-- Raw data start --
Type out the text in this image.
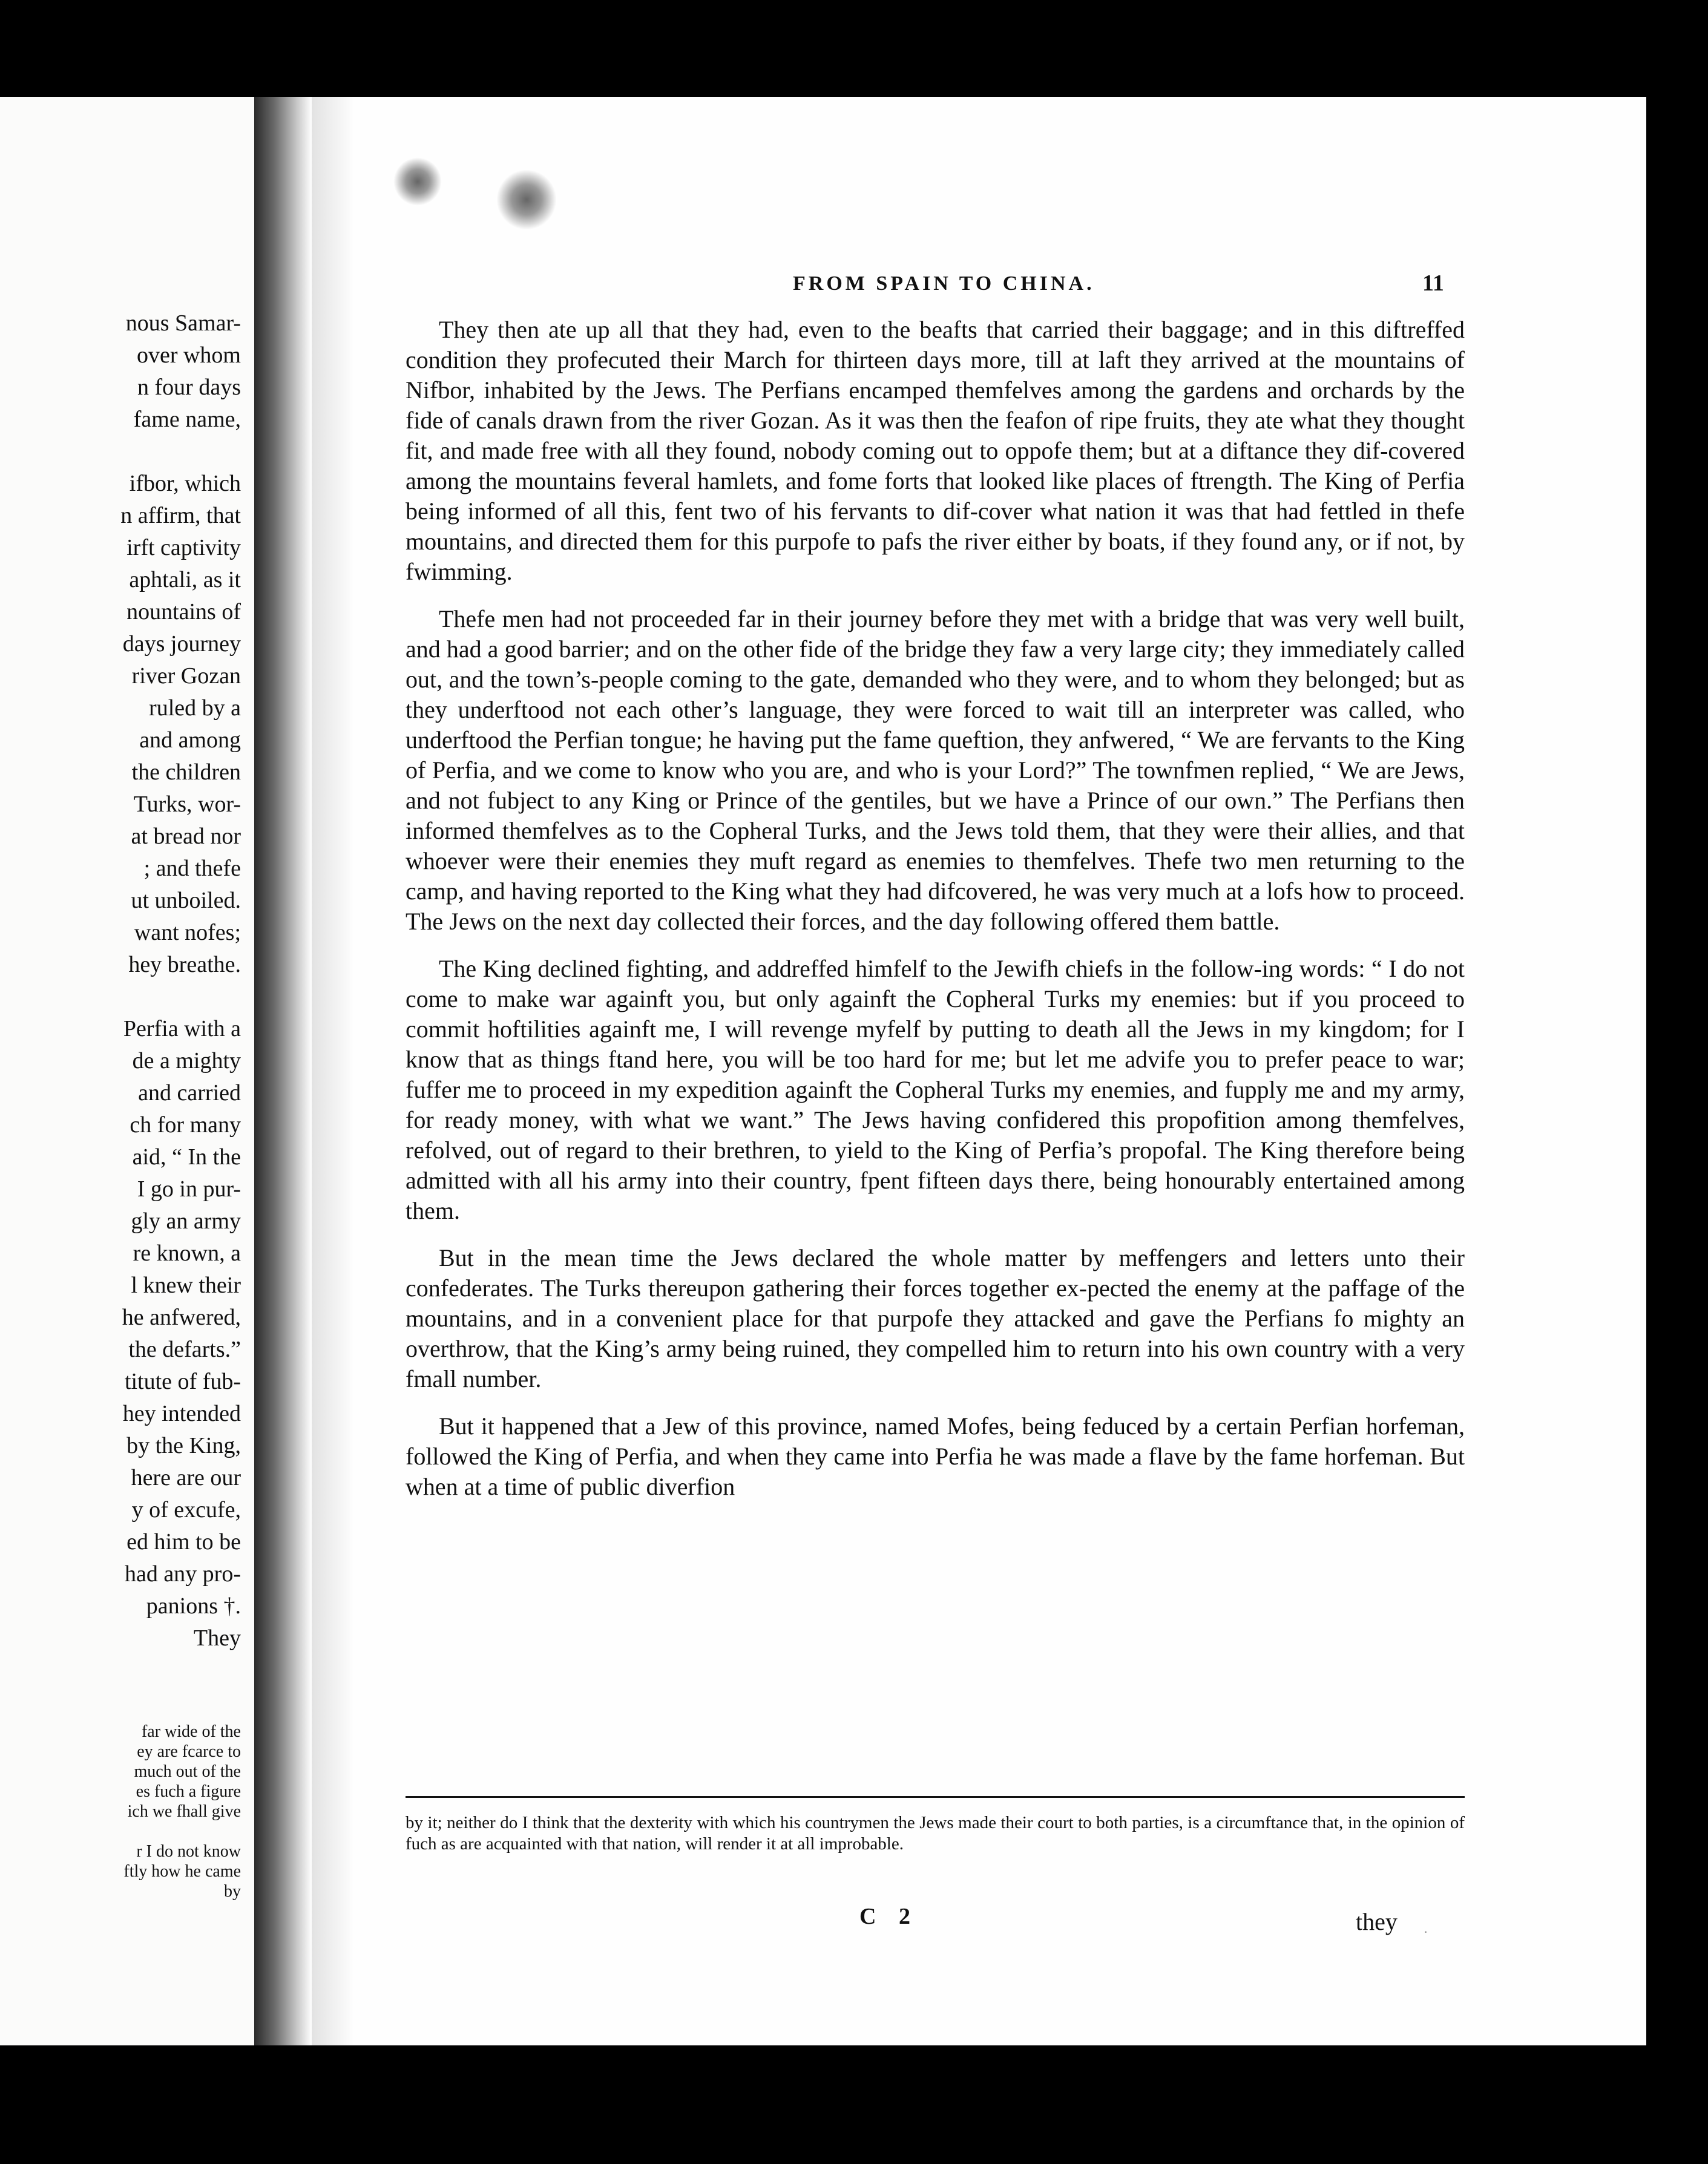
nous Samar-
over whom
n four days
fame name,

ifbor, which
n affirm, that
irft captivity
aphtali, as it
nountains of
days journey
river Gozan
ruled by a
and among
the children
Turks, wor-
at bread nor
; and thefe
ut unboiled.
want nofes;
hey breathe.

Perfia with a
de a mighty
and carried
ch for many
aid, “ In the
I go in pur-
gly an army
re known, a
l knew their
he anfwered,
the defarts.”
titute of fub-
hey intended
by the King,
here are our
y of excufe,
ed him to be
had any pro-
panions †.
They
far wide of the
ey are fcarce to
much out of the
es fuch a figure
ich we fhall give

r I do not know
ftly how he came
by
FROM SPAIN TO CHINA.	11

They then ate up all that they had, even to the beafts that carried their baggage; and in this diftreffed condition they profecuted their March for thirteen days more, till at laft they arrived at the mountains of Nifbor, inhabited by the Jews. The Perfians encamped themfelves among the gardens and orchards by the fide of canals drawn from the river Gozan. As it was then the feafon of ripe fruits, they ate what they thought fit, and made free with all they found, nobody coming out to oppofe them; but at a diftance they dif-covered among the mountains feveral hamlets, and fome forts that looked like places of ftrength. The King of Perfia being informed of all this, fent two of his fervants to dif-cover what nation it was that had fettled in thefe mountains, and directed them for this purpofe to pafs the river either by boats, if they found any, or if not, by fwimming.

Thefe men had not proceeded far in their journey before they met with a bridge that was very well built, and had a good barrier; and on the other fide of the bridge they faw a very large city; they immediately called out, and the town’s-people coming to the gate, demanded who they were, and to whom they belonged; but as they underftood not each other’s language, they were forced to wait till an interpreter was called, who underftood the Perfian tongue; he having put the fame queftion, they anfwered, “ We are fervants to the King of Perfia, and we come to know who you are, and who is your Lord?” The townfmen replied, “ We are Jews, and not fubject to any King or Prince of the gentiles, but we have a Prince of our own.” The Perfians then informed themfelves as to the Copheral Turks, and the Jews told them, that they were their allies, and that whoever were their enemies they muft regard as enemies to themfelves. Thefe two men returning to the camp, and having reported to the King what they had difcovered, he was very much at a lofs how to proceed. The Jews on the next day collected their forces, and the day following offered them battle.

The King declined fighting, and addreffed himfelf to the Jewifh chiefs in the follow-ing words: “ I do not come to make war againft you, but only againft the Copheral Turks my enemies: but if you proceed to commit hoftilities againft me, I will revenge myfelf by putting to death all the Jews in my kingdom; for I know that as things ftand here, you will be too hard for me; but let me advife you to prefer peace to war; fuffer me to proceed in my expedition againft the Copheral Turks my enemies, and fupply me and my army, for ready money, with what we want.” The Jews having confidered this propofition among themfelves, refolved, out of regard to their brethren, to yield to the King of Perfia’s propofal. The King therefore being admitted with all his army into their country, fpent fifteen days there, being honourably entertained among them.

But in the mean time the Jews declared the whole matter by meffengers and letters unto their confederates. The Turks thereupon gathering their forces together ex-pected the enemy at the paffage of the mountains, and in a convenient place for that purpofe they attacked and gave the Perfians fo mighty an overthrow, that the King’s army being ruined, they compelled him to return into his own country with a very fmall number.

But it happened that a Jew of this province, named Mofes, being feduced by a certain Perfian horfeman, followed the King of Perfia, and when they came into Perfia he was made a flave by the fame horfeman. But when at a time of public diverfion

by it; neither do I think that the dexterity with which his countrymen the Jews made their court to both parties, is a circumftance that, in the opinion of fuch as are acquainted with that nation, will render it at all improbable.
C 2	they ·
-- Raw data end --
**What the task requires**
Without the pictures, copy the material exactly as given.

**The result**
Type out the text in this image.
nous Samar-
over whom
n four days
fame name,

ifbor, which
n affirm, that
irft captivity
aphtali, as it
nountains of
days journey
river Gozan
ruled by a
and among
the children
Turks, wor-
at bread nor
; and thefe
ut unboiled.
want nofes;
hey breathe.

Perfia with a
de a mighty
and carried
ch for many
aid, “ In the
I go in pur-
gly an army
re known, a
l knew their
he anfwered,
the defarts.”
titute of fub-
hey intended
by the King,
here are our
y of excufe,
ed him to be
had any pro-
panions †.
They
far wide of the
ey are fcarce to
much out of the
es fuch a figure
ich we fhall give

r I do not know
ftly how he came
by
FROM SPAIN TO CHINA.	11

They then ate up all that they had, even to the beafts that carried their baggage; and in this diftreffed condition they profecuted their March for thirteen days more, till at laft they arrived at the mountains of Nifbor, inhabited by the Jews. The Perfians encamped themfelves among the gardens and orchards by the fide of canals drawn from the river Gozan. As it was then the feafon of ripe fruits, they ate what they thought fit, and made free with all they found, nobody coming out to oppofe them; but at a diftance they dif-covered among the mountains feveral hamlets, and fome forts that looked like places of ftrength. The King of Perfia being informed of all this, fent two of his fervants to dif-cover what nation it was that had fettled in thefe mountains, and directed them for this purpofe to pafs the river either by boats, if they found any, or if not, by fwimming.

Thefe men had not proceeded far in their journey before they met with a bridge that was very well built, and had a good barrier; and on the other fide of the bridge they faw a very large city; they immediately called out, and the town’s-people coming to the gate, demanded who they were, and to whom they belonged; but as they underftood not each other’s language, they were forced to wait till an interpreter was called, who underftood the Perfian tongue; he having put the fame queftion, they anfwered, “ We are fervants to the King of Perfia, and we come to know who you are, and who is your Lord?” The townfmen replied, “ We are Jews, and not fubject to any King or Prince of the gentiles, but we have a Prince of our own.” The Perfians then informed themfelves as to the Copheral Turks, and the Jews told them, that they were their allies, and that whoever were their enemies they muft regard as enemies to themfelves. Thefe two men returning to the camp, and having reported to the King what they had difcovered, he was very much at a lofs how to proceed. The Jews on the next day collected their forces, and the day following offered them battle.

The King declined fighting, and addreffed himfelf to the Jewifh chiefs in the follow-ing words: “ I do not come to make war againft you, but only againft the Copheral Turks my enemies: but if you proceed to commit hoftilities againft me, I will revenge myfelf by putting to death all the Jews in my kingdom; for I know that as things ftand here, you will be too hard for me; but let me advife you to prefer peace to war; fuffer me to proceed in my expedition againft the Copheral Turks my enemies, and fupply me and my army, for ready money, with what we want.” The Jews having confidered this propofition among themfelves, refolved, out of regard to their brethren, to yield to the King of Perfia’s propofal. The King therefore being admitted with all his army into their country, fpent fifteen days there, being honourably entertained among them.

But in the mean time the Jews declared the whole matter by meffengers and letters unto their confederates. The Turks thereupon gathering their forces together ex-pected the enemy at the paffage of the mountains, and in a convenient place for that purpofe they attacked and gave the Perfians fo mighty an overthrow, that the King’s army being ruined, they compelled him to return into his own country with a very fmall number.

But it happened that a Jew of this province, named Mofes, being feduced by a certain Perfian horfeman, followed the King of Perfia, and when they came into Perfia he was made a flave by the fame horfeman. But when at a time of public diverfion

by it; neither do I think that the dexterity with which his countrymen the Jews made their court to both parties, is a circumftance that, in the opinion of fuch as are acquainted with that nation, will render it at all improbable.
C 2	they ·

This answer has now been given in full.